BigQuery: Create column of JSON datatype - google-bigquery

I am trying to load json with the following schema into BigQuery:
{
key_a:value_a,
key_b:{
key_c:value_c,
key_d:value_d
}
key_e:{
key_f:value_f,
key_g:value_g
}
}
The keys under key_e are dynamic, ie in one response key_e will contain key_f and key_g and for another response it will instead contain key_h and key_i. New keys can be created at any time so I cannot create a record with nullable fields for all possible keys.
Instead I want to create a column with JSON datatype that can then be queried using the JSON_EXTRACT() function. I have tried loading key_e as a column with STRING datatype but value_e is analysed as JSON and so fails.
How can I load a section of JSON into a single BigQuery column when there is no JSON datatype?

• Data rows:

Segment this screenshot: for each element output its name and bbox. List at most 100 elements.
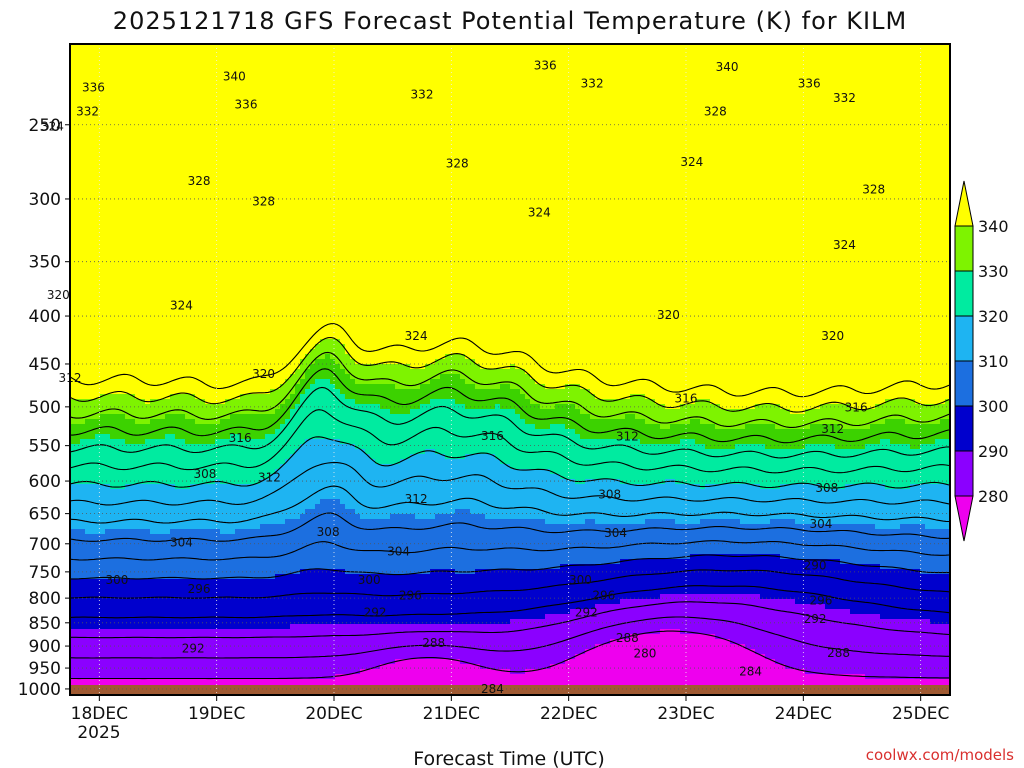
contour-label: 296 xyxy=(809,594,832,608)
contour-label: 320 xyxy=(252,367,275,381)
contour-label: 296 xyxy=(592,589,615,603)
contour-label: 324 xyxy=(680,155,703,169)
contour-label: 320 xyxy=(47,288,70,302)
colorbar-swatch xyxy=(954,405,974,452)
contour-line xyxy=(70,386,950,459)
colorbar: 340 330 320 310 300 290 280 xyxy=(954,180,1009,542)
contour-label: 308 xyxy=(598,487,621,501)
x-tick-year: 2025 xyxy=(77,723,120,743)
contour-label: 332 xyxy=(581,77,604,91)
colorbar-cap-top xyxy=(954,180,974,227)
contour-label: 336 xyxy=(798,77,821,91)
contour-label: 320 xyxy=(657,308,680,322)
contour-line xyxy=(70,569,950,599)
y-tick-label: 600 xyxy=(29,472,61,492)
y-tick-label: 250 xyxy=(29,116,61,136)
contour-line xyxy=(70,601,950,639)
contour-label: 312 xyxy=(821,422,844,436)
chart-title: 2025121718 GFS Forecast Potential Temper… xyxy=(113,7,907,35)
contour-label: 288 xyxy=(616,631,639,645)
colorbar-label: 290 xyxy=(978,442,1009,461)
contour-label: 316 xyxy=(481,429,504,443)
y-tick-label: 500 xyxy=(29,398,61,418)
contour-label: 300 xyxy=(569,573,592,587)
contour-label: 304 xyxy=(809,517,832,531)
contour-label: 288 xyxy=(422,636,445,650)
x-tick-label: 18DEC xyxy=(71,704,128,724)
y-tick-label: 900 xyxy=(29,637,61,657)
contour-line xyxy=(70,630,949,680)
contour-label: 284 xyxy=(481,682,504,696)
x-tick-label: 24DEC xyxy=(775,704,832,724)
colorbar-label: 340 xyxy=(978,217,1009,236)
contour-label: 308 xyxy=(317,525,340,539)
contour-label: 328 xyxy=(252,195,275,209)
watermark: coolwx.com/models xyxy=(866,746,1014,764)
y-tick-label: 400 xyxy=(29,307,61,327)
contour-label: 308 xyxy=(815,481,838,495)
y-tick-label: 750 xyxy=(29,563,61,583)
x-tick-label: 22DEC xyxy=(540,704,597,724)
contour-line xyxy=(70,585,950,619)
colorbar-swatch xyxy=(954,225,974,272)
contour-line xyxy=(70,512,950,542)
grid-lines xyxy=(70,44,950,695)
contour-label: 290 xyxy=(804,558,827,572)
contour-label: 300 xyxy=(358,573,381,587)
contour-label: 324 xyxy=(41,119,64,133)
contour-label: 328 xyxy=(188,174,211,188)
y-tick-label: 950 xyxy=(29,659,61,679)
colorbar-swatch xyxy=(954,270,974,317)
contour-line xyxy=(70,554,949,580)
contour-label: 328 xyxy=(862,182,885,196)
contour-label: 292 xyxy=(364,606,387,620)
x-axis-label: Forecast Time (UTC) xyxy=(413,748,604,768)
contour-line xyxy=(70,485,950,524)
contour-label: 292 xyxy=(804,612,827,626)
contour-line xyxy=(70,616,949,659)
colorbar-label: 300 xyxy=(978,397,1009,416)
contour-label: 324 xyxy=(170,299,193,313)
contour-label: 300 xyxy=(105,573,128,587)
y-tick-label: 800 xyxy=(29,589,61,609)
y-tick-label: 1000 xyxy=(18,680,61,700)
contour-label: 304 xyxy=(387,544,410,558)
colorbar-cap-bottom xyxy=(954,495,974,542)
contour-label: 312 xyxy=(616,430,639,444)
contour-label: 292 xyxy=(182,641,205,655)
y-axis: 250 300 350 400 450 500 550 600 650 700 750 800 850 9… xyxy=(18,116,70,700)
contour-line xyxy=(70,540,950,561)
y-tick-label: 850 xyxy=(29,614,61,634)
contour-line xyxy=(70,436,950,489)
plot-frame xyxy=(69,43,951,696)
contour-labels: 336 332 324 340 336 328 328 332 336 332 340 328 324 3… xyxy=(41,58,885,696)
contour-label: 316 xyxy=(229,431,252,445)
colorbar-label: 330 xyxy=(978,262,1009,281)
contour-label: 320 xyxy=(821,329,844,343)
y-tick-label: 650 xyxy=(29,505,61,525)
contour-label: 332 xyxy=(833,91,856,105)
contour-label: 284 xyxy=(739,664,762,678)
contour-label: 336 xyxy=(82,80,105,94)
x-tick-label: 25DEC xyxy=(892,704,949,724)
y-tick-label: 550 xyxy=(29,437,61,457)
x-tick-label: 21DEC xyxy=(423,704,480,724)
colorbar-swatch xyxy=(954,315,974,362)
colorbar-swatch xyxy=(954,360,974,407)
x-tick-label: 23DEC xyxy=(657,704,714,724)
contour-label: 308 xyxy=(193,467,216,481)
contour-label: 324 xyxy=(405,329,428,343)
contour-lines xyxy=(70,323,950,695)
x-tick-label: 20DEC xyxy=(305,704,362,724)
contour-label: 296 xyxy=(188,582,211,596)
contour-label: 312 xyxy=(258,471,281,485)
contour-label: 324 xyxy=(528,205,551,219)
colorbar-swatch xyxy=(954,450,974,497)
contour-label: 336 xyxy=(534,58,557,72)
y-tick-label: 450 xyxy=(29,355,61,375)
contour-label: 324 xyxy=(833,238,856,252)
contour-label: 304 xyxy=(170,536,193,550)
contour-label: 316 xyxy=(845,401,868,415)
contour-label: 332 xyxy=(411,87,434,101)
contour-label: 304 xyxy=(604,526,627,540)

• Written exercise A:
In the BigQuery post, which function does the poster want to use to query the new column?
• Written exercise B:
Copy out the BigQuery post word for word from "I am trying" to "all possible keys.".

• Solution A:
JSON_EXTRACT()

• Solution B:
I am trying to load json with the following schema into BigQuery:
{
key_a:value_a,
key_b:{
key_c:value_c,
key_d:value_d
}
key_e:{
key_f:value_f,
key_g:value_g
}
}
The keys under key_e are dynamic, ie in one response key_e will contain key_f and key_g and for another response it will instead contain key_h and key_i. New keys can be created at any time so I cannot create a record with nullable fields for all possible keys.